[Start of Provided information]

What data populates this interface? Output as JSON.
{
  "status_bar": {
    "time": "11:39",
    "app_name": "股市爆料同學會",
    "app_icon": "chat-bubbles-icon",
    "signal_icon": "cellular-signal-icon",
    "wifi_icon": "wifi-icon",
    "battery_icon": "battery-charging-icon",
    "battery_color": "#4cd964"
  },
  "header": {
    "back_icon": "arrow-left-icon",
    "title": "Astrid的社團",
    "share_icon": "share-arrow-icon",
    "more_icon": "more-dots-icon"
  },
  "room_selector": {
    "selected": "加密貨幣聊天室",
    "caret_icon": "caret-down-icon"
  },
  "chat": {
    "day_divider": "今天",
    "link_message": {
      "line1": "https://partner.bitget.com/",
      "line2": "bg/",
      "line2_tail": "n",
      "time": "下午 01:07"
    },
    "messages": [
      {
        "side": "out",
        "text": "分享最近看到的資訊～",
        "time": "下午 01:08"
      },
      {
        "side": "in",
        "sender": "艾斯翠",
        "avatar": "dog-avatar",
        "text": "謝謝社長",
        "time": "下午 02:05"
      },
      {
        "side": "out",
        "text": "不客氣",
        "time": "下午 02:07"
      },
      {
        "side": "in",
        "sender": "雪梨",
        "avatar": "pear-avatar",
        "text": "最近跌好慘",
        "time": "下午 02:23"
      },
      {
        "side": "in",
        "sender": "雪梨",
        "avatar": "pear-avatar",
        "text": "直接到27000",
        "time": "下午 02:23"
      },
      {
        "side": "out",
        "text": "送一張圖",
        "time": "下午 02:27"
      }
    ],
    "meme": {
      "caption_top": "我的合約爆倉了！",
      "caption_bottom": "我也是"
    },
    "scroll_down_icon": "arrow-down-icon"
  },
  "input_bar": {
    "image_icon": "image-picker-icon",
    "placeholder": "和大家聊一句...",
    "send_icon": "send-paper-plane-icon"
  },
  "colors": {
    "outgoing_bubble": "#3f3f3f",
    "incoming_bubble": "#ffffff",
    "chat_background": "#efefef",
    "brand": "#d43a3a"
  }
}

[End of Provided information]

__Problem to work on__
Every entry in the listing must be retyped exactly.

__Answer in full__
What data populates this interface? Output as JSON.
{
  "status_bar": {
    "time": "11:39",
    "app_name": "股市爆料同學會",
    "app_icon": "chat-bubbles-icon",
    "signal_icon": "cellular-signal-icon",
    "wifi_icon": "wifi-icon",
    "battery_icon": "battery-charging-icon",
    "battery_color": "#4cd964"
  },
  "header": {
    "back_icon": "arrow-left-icon",
    "title": "Astrid的社團",
    "share_icon": "share-arrow-icon",
    "more_icon": "more-dots-icon"
  },
  "room_selector": {
    "selected": "加密貨幣聊天室",
    "caret_icon": "caret-down-icon"
  },
  "chat": {
    "day_divider": "今天",
    "link_message": {
      "line1": "https://partner.bitget.com/",
      "line2": "bg/",
      "line2_tail": "n",
      "time": "下午 01:07"
    },
    "messages": [
      {
        "side": "out",
        "text": "分享最近看到的資訊～",
        "time": "下午 01:08"
      },
      {
        "side": "in",
        "sender": "艾斯翠",
        "avatar": "dog-avatar",
        "text": "謝謝社長",
        "time": "下午 02:05"
      },
      {
        "side": "out",
        "text": "不客氣",
        "time": "下午 02:07"
      },
      {
        "side": "in",
        "sender": "雪梨",
        "avatar": "pear-avatar",
        "text": "最近跌好慘",
        "time": "下午 02:23"
      },
      {
        "side": "in",
        "sender": "雪梨",
        "avatar": "pear-avatar",
        "text": "直接到27000",
        "time": "下午 02:23"
      },
      {
        "side": "out",
        "text": "送一張圖",
        "time": "下午 02:27"
      }
    ],
    "meme": {
      "caption_top": "我的合約爆倉了！",
      "caption_bottom": "我也是"
    },
    "scroll_down_icon": "arrow-down-icon"
  },
  "input_bar": {
    "image_icon": "image-picker-icon",
    "placeholder": "和大家聊一句...",
    "send_icon": "send-paper-plane-icon"
  },
  "colors": {
    "outgoing_bubble": "#3f3f3f",
    "incoming_bubble": "#ffffff",
    "chat_background": "#efefef",
    "brand": "#d43a3a"
  }
}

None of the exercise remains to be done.